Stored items
>>

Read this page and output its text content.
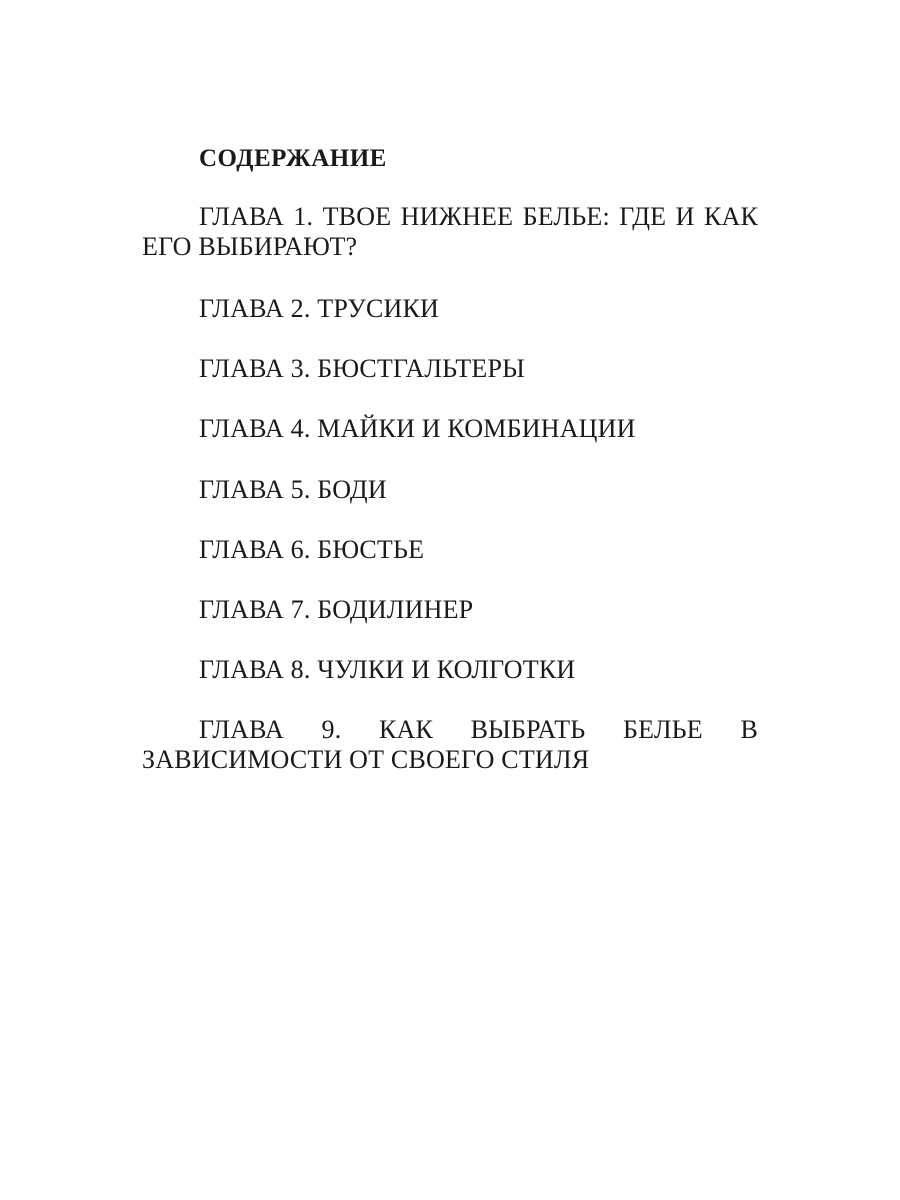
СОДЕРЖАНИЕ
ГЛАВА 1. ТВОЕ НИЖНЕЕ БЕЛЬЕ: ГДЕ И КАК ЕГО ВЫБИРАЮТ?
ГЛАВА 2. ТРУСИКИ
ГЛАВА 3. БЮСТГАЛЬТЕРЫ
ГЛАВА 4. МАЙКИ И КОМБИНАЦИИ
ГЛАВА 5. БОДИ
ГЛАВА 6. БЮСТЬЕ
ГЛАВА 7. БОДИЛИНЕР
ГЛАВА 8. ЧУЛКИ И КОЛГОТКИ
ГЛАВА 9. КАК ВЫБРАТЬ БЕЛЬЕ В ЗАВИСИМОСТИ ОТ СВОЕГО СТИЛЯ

<<

* [Task description] Work through the listing above and report how many lines include the string "БЕЛЬЕ", with no other text.

* [Complete response] 2